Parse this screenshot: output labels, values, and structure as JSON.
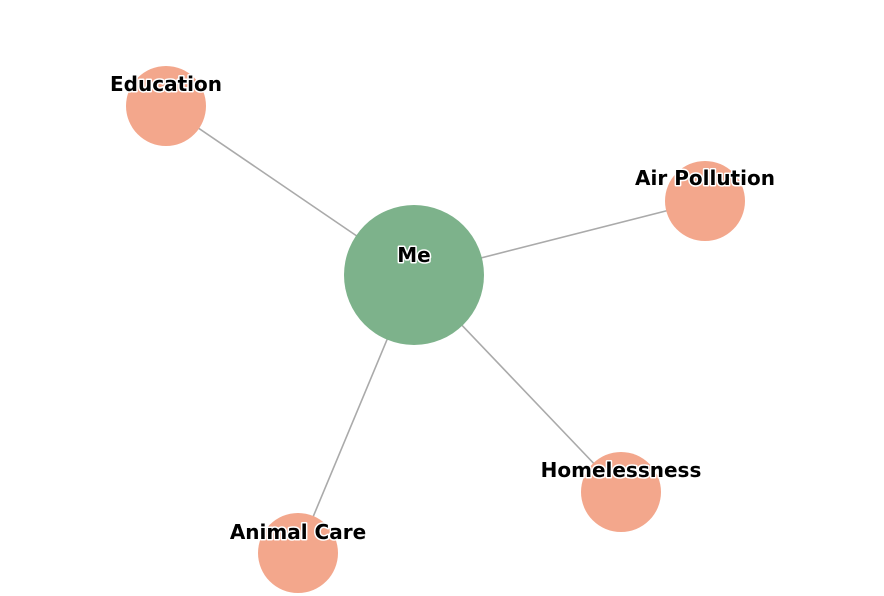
{
  "graph": {
    "center": {
      "label": "Me",
      "color": "#7db28b"
    },
    "interests": [
      {
        "label": "Education",
        "color": "#f3a78c"
      },
      {
        "label": "Air Pollution",
        "color": "#f3a78c"
      },
      {
        "label": "Homelessness",
        "color": "#f3a78c"
      },
      {
        "label": "Animal Care",
        "color": "#f3a78c"
      }
    ],
    "edge_color": "#aaaaaa"
  }
}
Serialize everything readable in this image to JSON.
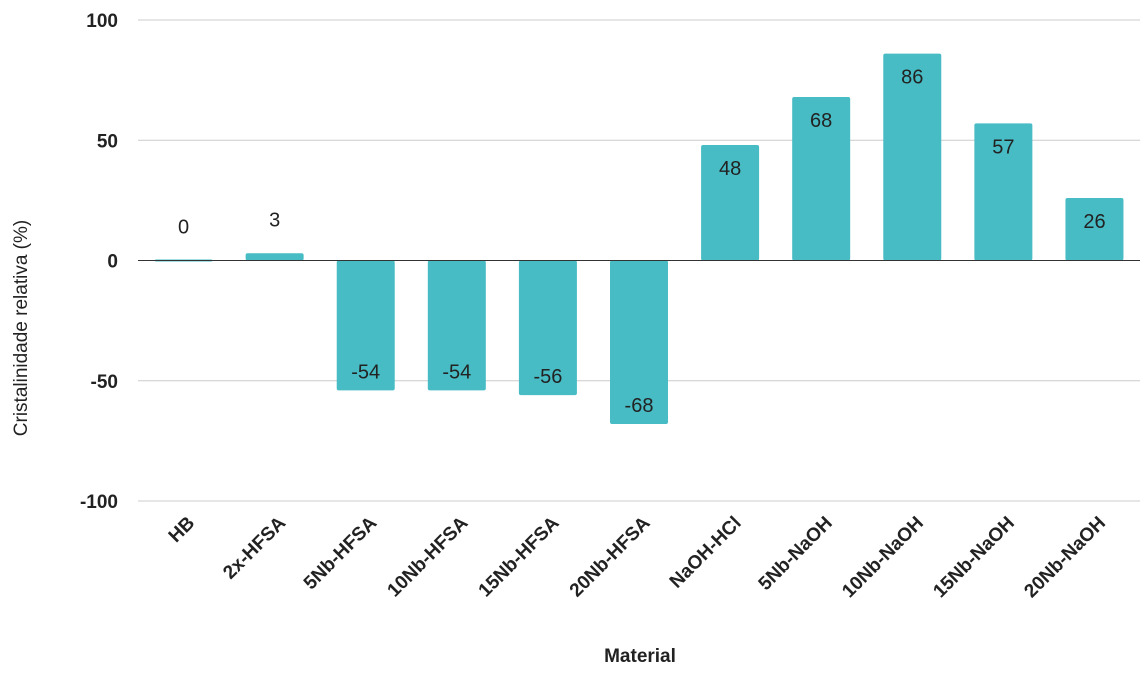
{
  "chart_data": {
    "type": "bar",
    "categories": [
      "HB",
      "2x-HFSA",
      "5Nb-HFSA",
      "10Nb-HFSA",
      "15Nb-HFSA",
      "20Nb-HFSA",
      "NaOH-HCl",
      "5Nb-NaOH",
      "10Nb-NaOH",
      "15Nb-NaOH",
      "20Nb-NaOH"
    ],
    "values": [
      0,
      3,
      -54,
      -54,
      -56,
      -68,
      48,
      68,
      86,
      57,
      26
    ],
    "title": "",
    "xlabel": "Material",
    "ylabel": "Cristalinidade relativa (%)",
    "ylim": [
      -100,
      100
    ],
    "yticks": [
      100,
      50,
      0,
      -50,
      -100
    ],
    "grid": true,
    "legend": "none",
    "bar_color": "#47BCC4"
  }
}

========================

» WHAT TO PRODUCE: How many lines in the data contain the string "JSON"? Respond with the number only.

» ANSWER TO THE EXERCISE: 2